Exercise directions
Please return all of the data exactly as written.

[Page records with their text]

==============================

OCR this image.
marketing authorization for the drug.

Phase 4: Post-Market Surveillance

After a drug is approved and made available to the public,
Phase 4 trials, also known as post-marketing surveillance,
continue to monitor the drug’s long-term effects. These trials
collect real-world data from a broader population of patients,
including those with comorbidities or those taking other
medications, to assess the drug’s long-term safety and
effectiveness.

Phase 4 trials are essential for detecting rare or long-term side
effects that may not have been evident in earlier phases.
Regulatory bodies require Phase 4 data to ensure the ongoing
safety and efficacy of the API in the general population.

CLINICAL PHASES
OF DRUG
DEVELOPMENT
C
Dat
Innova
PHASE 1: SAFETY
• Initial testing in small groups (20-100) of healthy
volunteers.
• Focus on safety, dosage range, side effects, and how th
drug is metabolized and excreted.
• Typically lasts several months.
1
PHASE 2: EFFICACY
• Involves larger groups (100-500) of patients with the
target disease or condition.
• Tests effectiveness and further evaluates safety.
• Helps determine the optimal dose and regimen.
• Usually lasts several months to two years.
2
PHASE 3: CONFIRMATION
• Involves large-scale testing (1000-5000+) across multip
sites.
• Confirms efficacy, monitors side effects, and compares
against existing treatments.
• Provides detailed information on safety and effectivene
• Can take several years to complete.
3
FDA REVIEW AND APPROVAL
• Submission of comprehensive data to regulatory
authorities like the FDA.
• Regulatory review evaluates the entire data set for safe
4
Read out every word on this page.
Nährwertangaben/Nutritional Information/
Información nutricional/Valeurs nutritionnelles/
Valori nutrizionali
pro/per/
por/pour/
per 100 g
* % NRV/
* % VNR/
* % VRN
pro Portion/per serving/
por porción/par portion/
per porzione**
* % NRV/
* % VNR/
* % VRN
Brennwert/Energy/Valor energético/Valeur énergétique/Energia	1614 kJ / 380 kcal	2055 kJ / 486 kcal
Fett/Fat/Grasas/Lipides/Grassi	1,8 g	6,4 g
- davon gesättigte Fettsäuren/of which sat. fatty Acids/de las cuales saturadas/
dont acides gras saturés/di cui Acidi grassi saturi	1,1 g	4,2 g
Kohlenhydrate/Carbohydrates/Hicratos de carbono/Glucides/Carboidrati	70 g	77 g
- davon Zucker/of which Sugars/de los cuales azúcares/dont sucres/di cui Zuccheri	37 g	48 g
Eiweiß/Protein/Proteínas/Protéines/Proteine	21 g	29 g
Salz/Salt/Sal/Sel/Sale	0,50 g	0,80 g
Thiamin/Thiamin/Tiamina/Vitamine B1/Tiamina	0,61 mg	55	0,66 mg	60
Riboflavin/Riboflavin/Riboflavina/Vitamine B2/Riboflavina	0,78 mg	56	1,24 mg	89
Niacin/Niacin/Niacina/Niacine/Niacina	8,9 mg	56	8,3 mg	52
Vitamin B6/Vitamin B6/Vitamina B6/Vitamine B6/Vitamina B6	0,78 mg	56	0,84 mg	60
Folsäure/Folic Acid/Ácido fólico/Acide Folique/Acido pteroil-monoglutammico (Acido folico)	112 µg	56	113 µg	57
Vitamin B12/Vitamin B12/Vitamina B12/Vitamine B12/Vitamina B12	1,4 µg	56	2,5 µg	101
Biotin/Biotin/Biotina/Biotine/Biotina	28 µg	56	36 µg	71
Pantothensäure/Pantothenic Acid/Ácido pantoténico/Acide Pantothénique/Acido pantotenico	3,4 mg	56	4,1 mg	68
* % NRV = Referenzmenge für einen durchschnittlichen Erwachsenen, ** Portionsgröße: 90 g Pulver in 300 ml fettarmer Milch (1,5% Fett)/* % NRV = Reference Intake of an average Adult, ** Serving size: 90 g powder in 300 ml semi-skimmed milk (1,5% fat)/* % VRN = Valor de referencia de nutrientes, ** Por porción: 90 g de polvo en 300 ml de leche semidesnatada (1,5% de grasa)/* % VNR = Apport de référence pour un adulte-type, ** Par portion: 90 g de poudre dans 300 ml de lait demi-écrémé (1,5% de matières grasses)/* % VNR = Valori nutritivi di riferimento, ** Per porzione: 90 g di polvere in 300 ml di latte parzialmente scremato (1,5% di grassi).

==============================

Completed task
OCR this image.
marketing authorization for the drug.

Phase 4: Post-Market Surveillance

After a drug is approved and made available to the public,
Phase 4 trials, also known as post-marketing surveillance,
continue to monitor the drug’s long-term effects. These trials
collect real-world data from a broader population of patients,
including those with comorbidities or those taking other
medications, to assess the drug’s long-term safety and
effectiveness.

Phase 4 trials are essential for detecting rare or long-term side
effects that may not have been evident in earlier phases.
Regulatory bodies require Phase 4 data to ensure the ongoing
safety and efficacy of the API in the general population.

CLINICAL PHASES
OF DRUG
DEVELOPMENT
C
Dat
Innova
PHASE 1: SAFETY
• Initial testing in small groups (20-100) of healthy
volunteers.
• Focus on safety, dosage range, side effects, and how th
drug is metabolized and excreted.
• Typically lasts several months.
1
PHASE 2: EFFICACY
• Involves larger groups (100-500) of patients with the
target disease or condition.
• Tests effectiveness and further evaluates safety.
• Helps determine the optimal dose and regimen.
• Usually lasts several months to two years.
2
PHASE 3: CONFIRMATION
• Involves large-scale testing (1000-5000+) across multip
sites.
• Confirms efficacy, monitors side effects, and compares
against existing treatments.
• Provides detailed information on safety and effectivene
• Can take several years to complete.
3
FDA REVIEW AND APPROVAL
• Submission of comprehensive data to regulatory
authorities like the FDA.
• Regulatory review evaluates the entire data set for safe
4
Read out every word on this page.
Nährwertangaben/Nutritional Information/
Información nutricional/Valeurs nutritionnelles/
Valori nutrizionali
pro/per/
por/pour/
per 100 g
* % NRV/
* % VNR/
* % VRN
pro Portion/per serving/
por porción/par portion/
per porzione**
* % NRV/
* % VNR/
* % VRN
Brennwert/Energy/Valor energético/Valeur énergétique/Energia	1614 kJ / 380 kcal	2055 kJ / 486 kcal
Fett/Fat/Grasas/Lipides/Grassi	1,8 g	6,4 g
- davon gesättigte Fettsäuren/of which sat. fatty Acids/de las cuales saturadas/
dont acides gras saturés/di cui Acidi grassi saturi	1,1 g	4,2 g
Kohlenhydrate/Carbohydrates/Hicratos de carbono/Glucides/Carboidrati	70 g	77 g
- davon Zucker/of which Sugars/de los cuales azúcares/dont sucres/di cui Zuccheri	37 g	48 g
Eiweiß/Protein/Proteínas/Protéines/Proteine	21 g	29 g
Salz/Salt/Sal/Sel/Sale	0,50 g	0,80 g
Thiamin/Thiamin/Tiamina/Vitamine B1/Tiamina	0,61 mg	55	0,66 mg	60
Riboflavin/Riboflavin/Riboflavina/Vitamine B2/Riboflavina	0,78 mg	56	1,24 mg	89
Niacin/Niacin/Niacina/Niacine/Niacina	8,9 mg	56	8,3 mg	52
Vitamin B6/Vitamin B6/Vitamina B6/Vitamine B6/Vitamina B6	0,78 mg	56	0,84 mg	60
Folsäure/Folic Acid/Ácido fólico/Acide Folique/Acido pteroil-monoglutammico (Acido folico)	112 µg	56	113 µg	57
Vitamin B12/Vitamin B12/Vitamina B12/Vitamine B12/Vitamina B12	1,4 µg	56	2,5 µg	101
Biotin/Biotin/Biotina/Biotine/Biotina	28 µg	56	36 µg	71
Pantothensäure/Pantothenic Acid/Ácido pantoténico/Acide Pantothénique/Acido pantotenico	3,4 mg	56	4,1 mg	68
* % NRV = Referenzmenge für einen durchschnittlichen Erwachsenen, ** Portionsgröße: 90 g Pulver in 300 ml fettarmer Milch (1,5% Fett)/* % NRV = Reference Intake of an average Adult, ** Serving size: 90 g powder in 300 ml semi-skimmed milk (1,5% fat)/* % VRN = Valor de referencia de nutrientes, ** Por porción: 90 g de polvo en 300 ml de leche semidesnatada (1,5% de grasa)/* % VNR = Apport de référence pour un adulte-type, ** Par portion: 90 g de poudre dans 300 ml de lait demi-écrémé (1,5% de matières grasses)/* % VNR = Valori nutritivi di riferimento, ** Per porzione: 90 g di polvere in 300 ml di latte parzialmente scremato (1,5% di grassi).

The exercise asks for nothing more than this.